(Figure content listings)
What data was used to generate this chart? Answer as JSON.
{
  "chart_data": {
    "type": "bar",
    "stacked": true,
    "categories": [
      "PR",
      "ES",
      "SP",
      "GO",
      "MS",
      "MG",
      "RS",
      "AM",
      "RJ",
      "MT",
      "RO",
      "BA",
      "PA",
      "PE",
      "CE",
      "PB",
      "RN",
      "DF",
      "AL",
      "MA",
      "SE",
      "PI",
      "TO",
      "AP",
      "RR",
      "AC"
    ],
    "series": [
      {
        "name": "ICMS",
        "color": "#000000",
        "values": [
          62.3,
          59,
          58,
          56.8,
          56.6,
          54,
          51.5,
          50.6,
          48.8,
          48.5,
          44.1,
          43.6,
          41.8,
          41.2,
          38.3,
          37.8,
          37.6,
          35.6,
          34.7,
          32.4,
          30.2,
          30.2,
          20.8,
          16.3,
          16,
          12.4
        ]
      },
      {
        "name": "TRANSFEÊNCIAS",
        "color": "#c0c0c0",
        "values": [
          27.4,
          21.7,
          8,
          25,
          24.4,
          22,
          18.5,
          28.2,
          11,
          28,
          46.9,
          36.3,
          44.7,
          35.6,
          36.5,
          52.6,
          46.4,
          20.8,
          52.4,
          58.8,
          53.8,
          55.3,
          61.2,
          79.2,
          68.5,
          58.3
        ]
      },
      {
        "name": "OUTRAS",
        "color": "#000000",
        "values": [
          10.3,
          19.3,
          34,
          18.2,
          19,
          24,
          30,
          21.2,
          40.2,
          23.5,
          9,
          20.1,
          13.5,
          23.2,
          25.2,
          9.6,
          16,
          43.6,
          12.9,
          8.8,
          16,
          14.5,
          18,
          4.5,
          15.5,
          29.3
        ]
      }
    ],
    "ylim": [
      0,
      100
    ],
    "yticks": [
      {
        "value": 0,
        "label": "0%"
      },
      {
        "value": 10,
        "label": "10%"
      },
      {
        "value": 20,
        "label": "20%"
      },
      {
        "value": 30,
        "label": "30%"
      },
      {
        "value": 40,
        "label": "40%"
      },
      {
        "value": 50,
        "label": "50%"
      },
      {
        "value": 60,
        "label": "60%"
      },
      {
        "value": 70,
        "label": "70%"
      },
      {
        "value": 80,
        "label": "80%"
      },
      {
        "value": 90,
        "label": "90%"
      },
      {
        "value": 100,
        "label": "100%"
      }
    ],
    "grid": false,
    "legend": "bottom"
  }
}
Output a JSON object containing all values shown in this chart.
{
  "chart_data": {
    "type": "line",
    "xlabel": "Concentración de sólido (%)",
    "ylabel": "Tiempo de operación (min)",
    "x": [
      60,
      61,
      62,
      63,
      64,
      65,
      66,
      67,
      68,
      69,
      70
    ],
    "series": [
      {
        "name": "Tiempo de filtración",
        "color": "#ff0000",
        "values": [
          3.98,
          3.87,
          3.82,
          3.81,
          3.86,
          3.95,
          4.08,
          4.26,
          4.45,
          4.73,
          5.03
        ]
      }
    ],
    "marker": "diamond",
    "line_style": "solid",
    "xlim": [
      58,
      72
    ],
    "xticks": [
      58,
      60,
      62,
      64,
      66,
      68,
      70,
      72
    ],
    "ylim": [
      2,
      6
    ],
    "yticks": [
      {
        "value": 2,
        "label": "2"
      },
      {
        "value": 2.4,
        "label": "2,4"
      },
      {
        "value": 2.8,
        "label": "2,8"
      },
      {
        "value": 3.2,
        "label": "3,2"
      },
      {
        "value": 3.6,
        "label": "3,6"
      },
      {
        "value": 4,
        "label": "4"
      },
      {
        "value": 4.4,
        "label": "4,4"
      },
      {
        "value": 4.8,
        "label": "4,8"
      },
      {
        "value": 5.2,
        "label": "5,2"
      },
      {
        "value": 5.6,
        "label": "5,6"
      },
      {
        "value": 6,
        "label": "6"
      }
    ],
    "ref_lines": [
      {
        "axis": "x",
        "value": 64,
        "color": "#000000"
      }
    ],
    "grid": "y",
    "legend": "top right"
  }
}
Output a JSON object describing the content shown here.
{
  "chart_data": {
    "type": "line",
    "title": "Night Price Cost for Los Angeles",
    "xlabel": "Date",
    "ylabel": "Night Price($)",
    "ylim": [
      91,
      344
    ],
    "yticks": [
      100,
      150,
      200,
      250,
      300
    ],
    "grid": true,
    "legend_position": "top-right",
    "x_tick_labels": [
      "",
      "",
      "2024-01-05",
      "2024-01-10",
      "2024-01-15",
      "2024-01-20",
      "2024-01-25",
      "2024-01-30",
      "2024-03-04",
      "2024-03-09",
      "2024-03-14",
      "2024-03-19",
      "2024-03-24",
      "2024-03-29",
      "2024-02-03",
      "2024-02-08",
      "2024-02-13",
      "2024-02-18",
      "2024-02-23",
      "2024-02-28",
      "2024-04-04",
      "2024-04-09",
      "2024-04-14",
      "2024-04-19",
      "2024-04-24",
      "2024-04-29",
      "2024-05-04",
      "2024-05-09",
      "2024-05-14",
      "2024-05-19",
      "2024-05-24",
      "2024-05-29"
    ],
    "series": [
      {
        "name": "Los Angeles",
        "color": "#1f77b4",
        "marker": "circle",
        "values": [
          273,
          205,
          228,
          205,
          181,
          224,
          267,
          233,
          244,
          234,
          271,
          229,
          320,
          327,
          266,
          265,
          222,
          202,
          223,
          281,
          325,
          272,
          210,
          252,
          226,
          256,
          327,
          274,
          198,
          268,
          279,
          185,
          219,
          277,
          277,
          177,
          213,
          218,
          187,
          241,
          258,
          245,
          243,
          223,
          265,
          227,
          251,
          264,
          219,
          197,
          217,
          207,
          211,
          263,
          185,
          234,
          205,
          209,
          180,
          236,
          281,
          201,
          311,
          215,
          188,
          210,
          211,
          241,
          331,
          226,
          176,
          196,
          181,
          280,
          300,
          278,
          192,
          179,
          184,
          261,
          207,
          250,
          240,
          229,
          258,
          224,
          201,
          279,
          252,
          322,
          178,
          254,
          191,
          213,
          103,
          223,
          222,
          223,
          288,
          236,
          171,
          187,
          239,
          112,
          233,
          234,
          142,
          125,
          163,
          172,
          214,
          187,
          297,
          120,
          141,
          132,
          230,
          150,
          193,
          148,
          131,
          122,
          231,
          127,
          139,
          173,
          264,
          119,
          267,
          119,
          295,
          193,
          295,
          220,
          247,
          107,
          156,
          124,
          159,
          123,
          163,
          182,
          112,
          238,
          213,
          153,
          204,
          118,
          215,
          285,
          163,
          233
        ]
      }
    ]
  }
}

## Short exercise
Using the listing above, retype each line exactly.

## Expected output
What data was used to generate this chart? Answer as JSON.
{
  "chart_data": {
    "type": "bar",
    "stacked": true,
    "categories": [
      "PR",
      "ES",
      "SP",
      "GO",
      "MS",
      "MG",
      "RS",
      "AM",
      "RJ",
      "MT",
      "RO",
      "BA",
      "PA",
      "PE",
      "CE",
      "PB",
      "RN",
      "DF",
      "AL",
      "MA",
      "SE",
      "PI",
      "TO",
      "AP",
      "RR",
      "AC"
    ],
    "series": [
      {
        "name": "ICMS",
        "color": "#000000",
        "values": [
          62.3,
          59,
          58,
          56.8,
          56.6,
          54,
          51.5,
          50.6,
          48.8,
          48.5,
          44.1,
          43.6,
          41.8,
          41.2,
          38.3,
          37.8,
          37.6,
          35.6,
          34.7,
          32.4,
          30.2,
          30.2,
          20.8,
          16.3,
          16,
          12.4
        ]
      },
      {
        "name": "TRANSFEÊNCIAS",
        "color": "#c0c0c0",
        "values": [
          27.4,
          21.7,
          8,
          25,
          24.4,
          22,
          18.5,
          28.2,
          11,
          28,
          46.9,
          36.3,
          44.7,
          35.6,
          36.5,
          52.6,
          46.4,
          20.8,
          52.4,
          58.8,
          53.8,
          55.3,
          61.2,
          79.2,
          68.5,
          58.3
        ]
      },
      {
        "name": "OUTRAS",
        "color": "#000000",
        "values": [
          10.3,
          19.3,
          34,
          18.2,
          19,
          24,
          30,
          21.2,
          40.2,
          23.5,
          9,
          20.1,
          13.5,
          23.2,
          25.2,
          9.6,
          16,
          43.6,
          12.9,
          8.8,
          16,
          14.5,
          18,
          4.5,
          15.5,
          29.3
        ]
      }
    ],
    "ylim": [
      0,
      100
    ],
    "yticks": [
      {
        "value": 0,
        "label": "0%"
      },
      {
        "value": 10,
        "label": "10%"
      },
      {
        "value": 20,
        "label": "20%"
      },
      {
        "value": 30,
        "label": "30%"
      },
      {
        "value": 40,
        "label": "40%"
      },
      {
        "value": 50,
        "label": "50%"
      },
      {
        "value": 60,
        "label": "60%"
      },
      {
        "value": 70,
        "label": "70%"
      },
      {
        "value": 80,
        "label": "80%"
      },
      {
        "value": 90,
        "label": "90%"
      },
      {
        "value": 100,
        "label": "100%"
      }
    ],
    "grid": false,
    "legend": "bottom"
  }
}
Output a JSON object containing all values shown in this chart.
{
  "chart_data": {
    "type": "line",
    "xlabel": "Concentración de sólido (%)",
    "ylabel": "Tiempo de operación (min)",
    "x": [
      60,
      61,
      62,
      63,
      64,
      65,
      66,
      67,
      68,
      69,
      70
    ],
    "series": [
      {
        "name": "Tiempo de filtración",
        "color": "#ff0000",
        "values": [
          3.98,
          3.87,
          3.82,
          3.81,
          3.86,
          3.95,
          4.08,
          4.26,
          4.45,
          4.73,
          5.03
        ]
      }
    ],
    "marker": "diamond",
    "line_style": "solid",
    "xlim": [
      58,
      72
    ],
    "xticks": [
      58,
      60,
      62,
      64,
      66,
      68,
      70,
      72
    ],
    "ylim": [
      2,
      6
    ],
    "yticks": [
      {
        "value": 2,
        "label": "2"
      },
      {
        "value": 2.4,
        "label": "2,4"
      },
      {
        "value": 2.8,
        "label": "2,8"
      },
      {
        "value": 3.2,
        "label": "3,2"
      },
      {
        "value": 3.6,
        "label": "3,6"
      },
      {
        "value": 4,
        "label": "4"
      },
      {
        "value": 4.4,
        "label": "4,4"
      },
      {
        "value": 4.8,
        "label": "4,8"
      },
      {
        "value": 5.2,
        "label": "5,2"
      },
      {
        "value": 5.6,
        "label": "5,6"
      },
      {
        "value": 6,
        "label": "6"
      }
    ],
    "ref_lines": [
      {
        "axis": "x",
        "value": 64,
        "color": "#000000"
      }
    ],
    "grid": "y",
    "legend": "top right"
  }
}
Output a JSON object describing the content shown here.
{
  "chart_data": {
    "type": "line",
    "title": "Night Price Cost for Los Angeles",
    "xlabel": "Date",
    "ylabel": "Night Price($)",
    "ylim": [
      91,
      344
    ],
    "yticks": [
      100,
      150,
      200,
      250,
      300
    ],
    "grid": true,
    "legend_position": "top-right",
    "x_tick_labels": [
      "",
      "",
      "2024-01-05",
      "2024-01-10",
      "2024-01-15",
      "2024-01-20",
      "2024-01-25",
      "2024-01-30",
      "2024-03-04",
      "2024-03-09",
      "2024-03-14",
      "2024-03-19",
      "2024-03-24",
      "2024-03-29",
      "2024-02-03",
      "2024-02-08",
      "2024-02-13",
      "2024-02-18",
      "2024-02-23",
      "2024-02-28",
      "2024-04-04",
      "2024-04-09",
      "2024-04-14",
      "2024-04-19",
      "2024-04-24",
      "2024-04-29",
      "2024-05-04",
      "2024-05-09",
      "2024-05-14",
      "2024-05-19",
      "2024-05-24",
      "2024-05-29"
    ],
    "series": [
      {
        "name": "Los Angeles",
        "color": "#1f77b4",
        "marker": "circle",
        "values": [
          273,
          205,
          228,
          205,
          181,
          224,
          267,
          233,
          244,
          234,
          271,
          229,
          320,
          327,
          266,
          265,
          222,
          202,
          223,
          281,
          325,
          272,
          210,
          252,
          226,
          256,
          327,
          274,
          198,
          268,
          279,
          185,
          219,
          277,
          277,
          177,
          213,
          218,
          187,
          241,
          258,
          245,
          243,
          223,
          265,
          227,
          251,
          264,
          219,
          197,
          217,
          207,
          211,
          263,
          185,
          234,
          205,
          209,
          180,
          236,
          281,
          201,
          311,
          215,
          188,
          210,
          211,
          241,
          331,
          226,
          176,
          196,
          181,
          280,
          300,
          278,
          192,
          179,
          184,
          261,
          207,
          250,
          240,
          229,
          258,
          224,
          201,
          279,
          252,
          322,
          178,
          254,
          191,
          213,
          103,
          223,
          222,
          223,
          288,
          236,
          171,
          187,
          239,
          112,
          233,
          234,
          142,
          125,
          163,
          172,
          214,
          187,
          297,
          120,
          141,
          132,
          230,
          150,
          193,
          148,
          131,
          122,
          231,
          127,
          139,
          173,
          264,
          119,
          267,
          119,
          295,
          193,
          295,
          220,
          247,
          107,
          156,
          124,
          159,
          123,
          163,
          182,
          112,
          238,
          213,
          153,
          204,
          118,
          215,
          285,
          163,
          233
        ]
      }
    ]
  }
}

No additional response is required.